(WHAT NEEDS TO BE DONE): Output every entry exactly as written, but omit the pictures.

(ENTRIES SHOWN):
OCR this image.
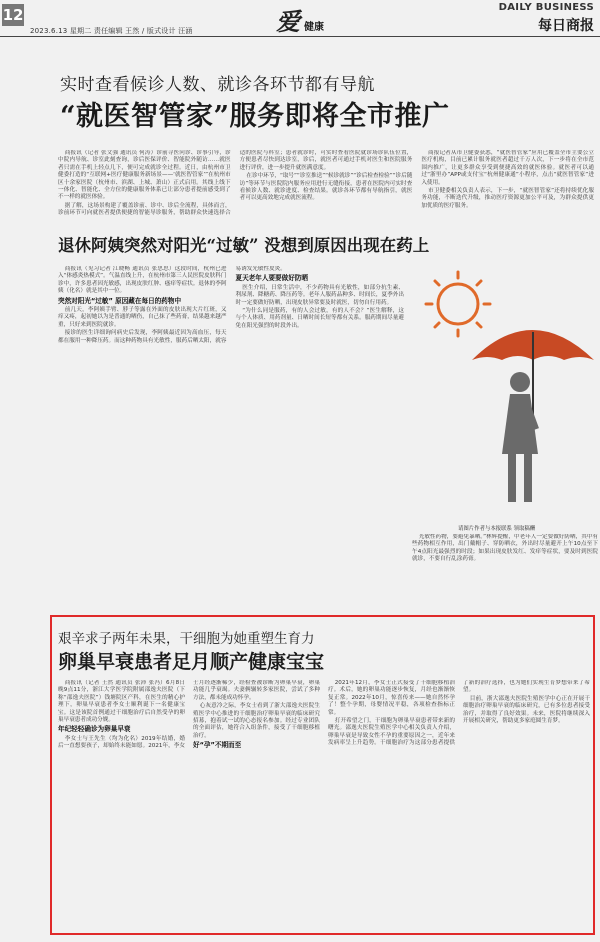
12
2023.6.13 星期二 责任编辑 王然 / 版式设计 汪涵	爱 健康
DAILY BUSINESS
每日商报
实时查看候诊人数、就诊各环节都有导航
“就医智管家”服务即将全市推广

商报讯（记者 张文强 通讯员 何涛）诊前寻医问诊、诊事引导，诊中院内导航、诊室此刻查询，诊后医保评价、智能院外随访……就医者只需在手机上轻点几下，便可完成就诊全过程。近日，由杭州市卫健委打造的“互联网+医疗健康服务新场景——‘就医智管家’”在杭州市区十余家医院（杭州市、滨湖、上城、萧山）正式启用。其线上线下一体化、智能化、全方位的健康服务体系已让部分患者提前感受到了不一样的就医体验。

据了解，这场景构建了覆盖诊前、诊中、诊后全流程，具体而言，诊前环节可向就医者提供便捷的智能导诊服务，帮助群众快速选择合适的医院与科室；患者就诊时，可实时查看医院就诊场诊队伍位置，方便患者尽快到达诊室，诊后，就医者可通过手机对医生和医院服务进行评价，进一步提升就医满意度。

在诊中环节，“取号”“诊室推送”“候诊就诊”“诊后检查检验”“诊后随访”等环节与医院院内服务应用进行无缝衔接，患者在医院内可实时查看候诊人数、就诊进度、检查结果。就诊各环节都有导航指引，就医者可以更高效地完成就医流程。

商报记者从市卫健委获悉，“就医智管家”应用已覆盖全市主要公立医疗机构，目前已累计服务就医者超过千万人次，下一步将在全市范围内推广，让更多群众享受到便捷高效的就医体验。就医者可以通过“浙里办”APP或支付宝“杭州健康通”小程序，点击“就医智管家”进入使用。

市卫健委相关负责人表示，下一步，“就医智管家”还将持续优化服务功能，不断迭代升级，推动医疗资源更加公平可及，为群众提供更加优质的医疗服务。

退休阿姨突然对阳光“过敏” 没想到原因出现在药上

商报讯（见习记者 江晓畅 通讯员 张思思）这段时间，杭州已进入“体感炎热模式”。气温直线上升，在杭州市第三人民医院皮肤科门诊中，许多患者因光敏感，出现皮肤红肿、瘙痒等症状。退休的李阿姨（化名）就是其中一位。

突然对阳光“过敏” 原因藏在每日的药物中

前几天，李阿姨手臂、脖子等露在外面的皮肤出现大片红斑，又痒又疼，起初她以为是普通的晒伤，自己抹了些药膏，结果越来越严重，只好来到医院就诊。

接诊的医生详细询问病史后发现，李阿姨最近因为高血压，每天都在服用一种降压药。而这种药物具有光敏性，服药后晒太阳，就容易诱发光敏性皮炎。

夏天老年人要要做好防晒

医生介绍，日常生活中，不少药物具有光敏性，如部分抗生素、利尿剂、降糖药、降压药等。老年人服药品种多、时间长，夏季外出时一定要做好防晒，出现皮肤异常要及时就医，切勿自行用药。

“为什么同是服药，有的人会过敏，有的人不会？”医生解释，这与个人体质、用药剂量、日晒时间长短等都有关系。服药期间尽量避免在阳光强烈的时段外出。

请图片作者与本报联系 领取稿酬

光敏性药物，要避免暴晒。”林辉提醒，中老年人一定要做好防晒，其中有些药物相互作用，出门戴帽子、穿防晒衣，外出时尽量避开上午10点至下午4点阳光最强烈的时段；如果出现皮肤发红、发痒等症状，要及时到医院就诊，不要自行乱涂药膏。

艰辛求子两年未果，干细胞为她重塑生育力
卵巢早衰患者足月顺产健康宝宝

商报讯（记者 王然 通讯员 张沛 张冯）6月8日晚9点11分，浙江大学医学院附属邵逸夫医院（下称“邵逸夫医院”）钱塘院区产科，在医生的精心护理下，卵巢早衰患者李女士顺利诞下一名健康宝宝。这是该院首例通过干细胞治疗后自然受孕的卵巢早衰患者成功分娩。

年纪轻轻确诊为卵巢早衰

李女士与王先生（均为化名）2019年结婚，婚后一直想要孩子，却始终未能如愿。2021年，李女士月经逐渐稀少，经检查被诊断为卵巢早衰，卵巢功能几乎衰竭。夫妻俩辗转多家医院，尝试了多种方法，都未能成功怀孕。

心灰意冷之际，李女士看到了浙大邵逸夫医院生殖医学中心推进的干细胞治疗卵巢早衰的临床研究招募，抱着试一试的心态报名参加。经过专业团队的全面评估，她符合入组条件，接受了干细胞移植治疗。

好“孕”不期而至

2021年12月，李女士正式接受了干细胞移植治疗。术后，她的卵巢功能逐步恢复，月经也渐渐恢复正常。2022年10月，惊喜传来——她自然怀孕了！整个孕期，母婴情况平稳，各项检查指标正常。

打开希望之门，干细胞为卵巢早衰患者带来新的曙光。邵逸夫医院生殖医学中心相关负责人介绍，卵巢早衰是导致女性不孕的重要原因之一，近年来发病率呈上升趋势。干细胞治疗为这部分患者提供了新的治疗选择，也为她们实现生育梦想带来了希望。

目前，浙大邵逸夫医院生殖医学中心正在开展干细胞治疗卵巢早衰的临床研究，已有多位患者接受治疗，并取得了良好效果。未来，医院将继续深入开展相关研究，帮助更多家庭圆生育梦。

(THE OUTPUT):
OCR this image.
12
2023.6.13 星期二 责任编辑 王然 / 版式设计 汪涵	爱 健康
DAILY BUSINESS
每日商报
实时查看候诊人数、就诊各环节都有导航
“就医智管家”服务即将全市推广

商报讯（记者 张文强 通讯员 何涛）诊前寻医问诊、诊事引导，诊中院内导航、诊室此刻查询，诊后医保评价、智能院外随访……就医者只需在手机上轻点几下，便可完成就诊全过程。近日，由杭州市卫健委打造的“互联网+医疗健康服务新场景——‘就医智管家’”在杭州市区十余家医院（杭州市、滨湖、上城、萧山）正式启用。其线上线下一体化、智能化、全方位的健康服务体系已让部分患者提前感受到了不一样的就医体验。

据了解，这场景构建了覆盖诊前、诊中、诊后全流程，具体而言，诊前环节可向就医者提供便捷的智能导诊服务，帮助群众快速选择合适的医院与科室；患者就诊时，可实时查看医院就诊场诊队伍位置，方便患者尽快到达诊室，诊后，就医者可通过手机对医生和医院服务进行评价，进一步提升就医满意度。

在诊中环节，“取号”“诊室推送”“候诊就诊”“诊后检查检验”“诊后随访”等环节与医院院内服务应用进行无缝衔接，患者在医院内可实时查看候诊人数、就诊进度、检查结果。就诊各环节都有导航指引，就医者可以更高效地完成就医流程。

商报记者从市卫健委获悉，“就医智管家”应用已覆盖全市主要公立医疗机构，目前已累计服务就医者超过千万人次，下一步将在全市范围内推广，让更多群众享受到便捷高效的就医体验。就医者可以通过“浙里办”APP或支付宝“杭州健康通”小程序，点击“就医智管家”进入使用。

市卫健委相关负责人表示，下一步，“就医智管家”还将持续优化服务功能，不断迭代升级，推动医疗资源更加公平可及，为群众提供更加优质的医疗服务。

退休阿姨突然对阳光“过敏” 没想到原因出现在药上

商报讯（见习记者 江晓畅 通讯员 张思思）这段时间，杭州已进入“体感炎热模式”。气温直线上升，在杭州市第三人民医院皮肤科门诊中，许多患者因光敏感，出现皮肤红肿、瘙痒等症状。退休的李阿姨（化名）就是其中一位。

突然对阳光“过敏” 原因藏在每日的药物中

前几天，李阿姨手臂、脖子等露在外面的皮肤出现大片红斑，又痒又疼，起初她以为是普通的晒伤，自己抹了些药膏，结果越来越严重，只好来到医院就诊。

接诊的医生详细询问病史后发现，李阿姨最近因为高血压，每天都在服用一种降压药。而这种药物具有光敏性，服药后晒太阳，就容易诱发光敏性皮炎。

夏天老年人要要做好防晒

医生介绍，日常生活中，不少药物具有光敏性，如部分抗生素、利尿剂、降糖药、降压药等。老年人服药品种多、时间长，夏季外出时一定要做好防晒，出现皮肤异常要及时就医，切勿自行用药。

“为什么同是服药，有的人会过敏，有的人不会？”医生解释，这与个人体质、用药剂量、日晒时间长短等都有关系。服药期间尽量避免在阳光强烈的时段外出。

请图片作者与本报联系 领取稿酬

光敏性药物，要避免暴晒。”林辉提醒，中老年人一定要做好防晒，其中有些药物相互作用，出门戴帽子、穿防晒衣，外出时尽量避开上午10点至下午4点阳光最强烈的时段；如果出现皮肤发红、发痒等症状，要及时到医院就诊，不要自行乱涂药膏。

艰辛求子两年未果，干细胞为她重塑生育力
卵巢早衰患者足月顺产健康宝宝

商报讯（记者 王然 通讯员 张沛 张冯）6月8日晚9点11分，浙江大学医学院附属邵逸夫医院（下称“邵逸夫医院”）钱塘院区产科，在医生的精心护理下，卵巢早衰患者李女士顺利诞下一名健康宝宝。这是该院首例通过干细胞治疗后自然受孕的卵巢早衰患者成功分娩。

年纪轻轻确诊为卵巢早衰

李女士与王先生（均为化名）2019年结婚，婚后一直想要孩子，却始终未能如愿。2021年，李女士月经逐渐稀少，经检查被诊断为卵巢早衰，卵巢功能几乎衰竭。夫妻俩辗转多家医院，尝试了多种方法，都未能成功怀孕。

心灰意冷之际，李女士看到了浙大邵逸夫医院生殖医学中心推进的干细胞治疗卵巢早衰的临床研究招募，抱着试一试的心态报名参加。经过专业团队的全面评估，她符合入组条件，接受了干细胞移植治疗。

好“孕”不期而至

2021年12月，李女士正式接受了干细胞移植治疗。术后，她的卵巢功能逐步恢复，月经也渐渐恢复正常。2022年10月，惊喜传来——她自然怀孕了！整个孕期，母婴情况平稳，各项检查指标正常。

打开希望之门，干细胞为卵巢早衰患者带来新的曙光。邵逸夫医院生殖医学中心相关负责人介绍，卵巢早衰是导致女性不孕的重要原因之一，近年来发病率呈上升趋势。干细胞治疗为这部分患者提供了新的治疗选择，也为她们实现生育梦想带来了希望。

目前，浙大邵逸夫医院生殖医学中心正在开展干细胞治疗卵巢早衰的临床研究，已有多位患者接受治疗，并取得了良好效果。未来，医院将继续深入开展相关研究，帮助更多家庭圆生育梦。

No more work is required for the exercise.